PROVIDED RECORDS:
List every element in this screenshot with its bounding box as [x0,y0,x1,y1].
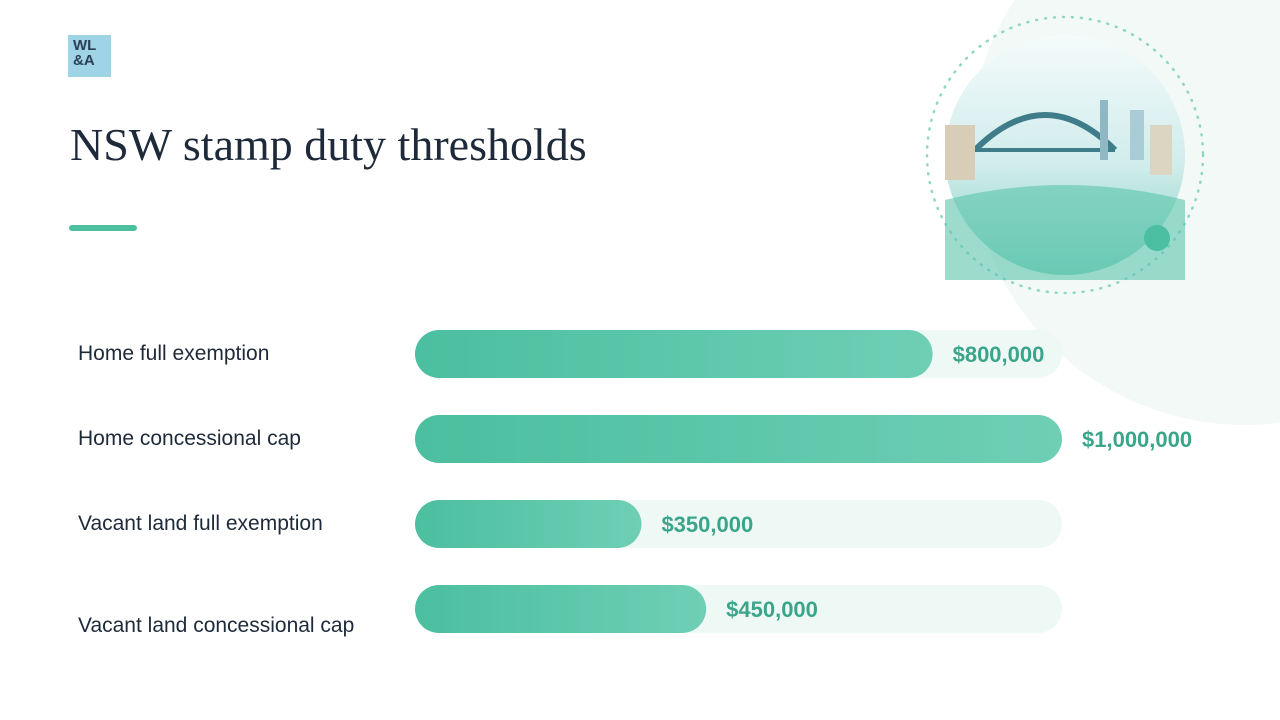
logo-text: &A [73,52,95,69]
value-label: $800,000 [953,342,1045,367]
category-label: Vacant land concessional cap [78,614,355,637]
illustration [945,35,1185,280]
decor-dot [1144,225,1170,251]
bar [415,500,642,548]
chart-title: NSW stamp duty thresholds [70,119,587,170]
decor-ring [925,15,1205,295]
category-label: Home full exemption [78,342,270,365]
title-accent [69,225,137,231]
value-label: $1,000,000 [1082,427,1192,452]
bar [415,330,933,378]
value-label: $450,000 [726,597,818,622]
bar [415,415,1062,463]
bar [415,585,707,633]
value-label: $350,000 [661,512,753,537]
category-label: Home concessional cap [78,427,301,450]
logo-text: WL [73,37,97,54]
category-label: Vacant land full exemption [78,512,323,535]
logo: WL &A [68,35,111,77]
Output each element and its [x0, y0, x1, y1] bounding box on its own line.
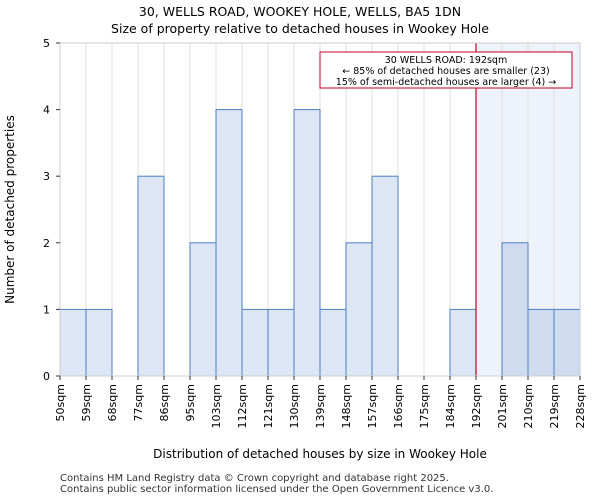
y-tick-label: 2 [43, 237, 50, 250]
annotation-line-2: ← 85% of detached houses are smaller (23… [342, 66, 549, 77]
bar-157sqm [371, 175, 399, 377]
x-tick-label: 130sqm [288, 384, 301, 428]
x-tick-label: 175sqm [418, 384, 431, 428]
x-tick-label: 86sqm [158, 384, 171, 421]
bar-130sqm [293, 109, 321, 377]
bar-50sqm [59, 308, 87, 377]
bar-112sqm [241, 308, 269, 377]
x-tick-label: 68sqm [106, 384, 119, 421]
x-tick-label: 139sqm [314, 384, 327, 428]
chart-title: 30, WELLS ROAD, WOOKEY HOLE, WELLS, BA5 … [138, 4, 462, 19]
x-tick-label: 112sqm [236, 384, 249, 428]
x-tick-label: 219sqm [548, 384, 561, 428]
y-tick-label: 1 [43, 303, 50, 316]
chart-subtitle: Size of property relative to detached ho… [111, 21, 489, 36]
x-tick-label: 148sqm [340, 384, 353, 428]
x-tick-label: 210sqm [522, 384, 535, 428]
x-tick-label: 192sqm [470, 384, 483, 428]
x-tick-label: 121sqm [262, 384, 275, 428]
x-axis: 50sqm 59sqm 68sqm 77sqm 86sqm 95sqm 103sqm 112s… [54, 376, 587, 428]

WORK INSTRUCTIONS:
Recast every line of the records above as a Markdown table with the columns "No." and "Record Line", numbering the rows in order and omitting blank lines and the picture markers.

PROBLEM SOLUTION:
| No. | Record Line |
|---|---|
| 1 | List every element in this screenshot with its bounding box as [x0,y0,x1,y1]. |
| 2 | logo-text: &A [73,52,95,69] |
| 3 | value-label: $800,000 [953,342,1045,367] |
| 4 | category-label: Vacant land concessional cap [78,614,355,637] |
| 5 | illustration [945,35,1185,280] |
| 6 | decor-dot [1144,225,1170,251] |
| 7 | bar [415,500,642,548] |
| 8 | chart-title: NSW stamp duty thresholds [70,119,587,170] |
| 9 | decor-ring [925,15,1205,295] |
| 10 | category-label: Home full exemption [78,342,270,365] |
| 11 | title-accent [69,225,137,231] |
| 12 | value-label: $1,000,000 [1082,427,1192,452] |
| 13 | bar [415,330,933,378] |
| 14 | value-label: $450,000 [726,597,818,622] |
| 15 | bar [415,415,1062,463] |
| 16 | bar [415,585,707,633] |
| 17 | value-label: $350,000 [661,512,753,537] |
| 18 | category-label: Home concessional cap [78,427,301,450] |
| 19 | logo-text: WL [73,37,97,54] |
| 20 | category-label: Vacant land full exemption [78,512,323,535] |
| 21 | logo: WL &A [68,35,111,77] |
| 22 | Output each element and its [x0, y0, x1, y1] bounding box on its own line. |
| 23 | y-tick-label: 2 [43, 237, 50, 250] |
| 24 | annotation-line-2: ← 85% of detached houses are smaller (23… [342, 66, 549, 77] |
| 25 | bar-157sqm [371, 175, 399, 377] |
| 26 | x-tick-label: 130sqm [288, 384, 301, 428] |
| 27 | x-tick-label: 175sqm [418, 384, 431, 428] |
| 28 | x-tick-label: 86sqm [158, 384, 171, 421] |
| 29 | bar-130sqm [293, 109, 321, 377] |
| 30 | bar-50sqm [59, 308, 87, 377] |
| 31 | bar-112sqm [241, 308, 269, 377] |
| 32 | x-tick-label: 68sqm [106, 384, 119, 421] |
| 33 | x-tick-label: 139sqm [314, 384, 327, 428] |
| 34 | chart-title: 30, WELLS ROAD, WOOKEY HOLE, WELLS, BA5 … [138, 4, 462, 19] |
| 35 | x-tick-label: 112sqm [236, 384, 249, 428] |
| 36 | x-tick-label: 219sqm [548, 384, 561, 428] |
| 37 | y-tick-label: 1 [43, 303, 50, 316] |
| 38 | chart-subtitle: Size of property relative to detached ho… [111, 21, 489, 36] |
| 39 | x-tick-label: 148sqm [340, 384, 353, 428] |
| 40 | x-tick-label: 210sqm [522, 384, 535, 428] |
| 41 | x-tick-label: 192sqm [470, 384, 483, 428] |
| 42 | x-tick-label: 121sqm [262, 384, 275, 428] |
| 43 | x-axis: 50sqm 59sqm 68sqm 77sqm 86sqm 95sqm 103sqm 112s… [54, 376, 587, 428] |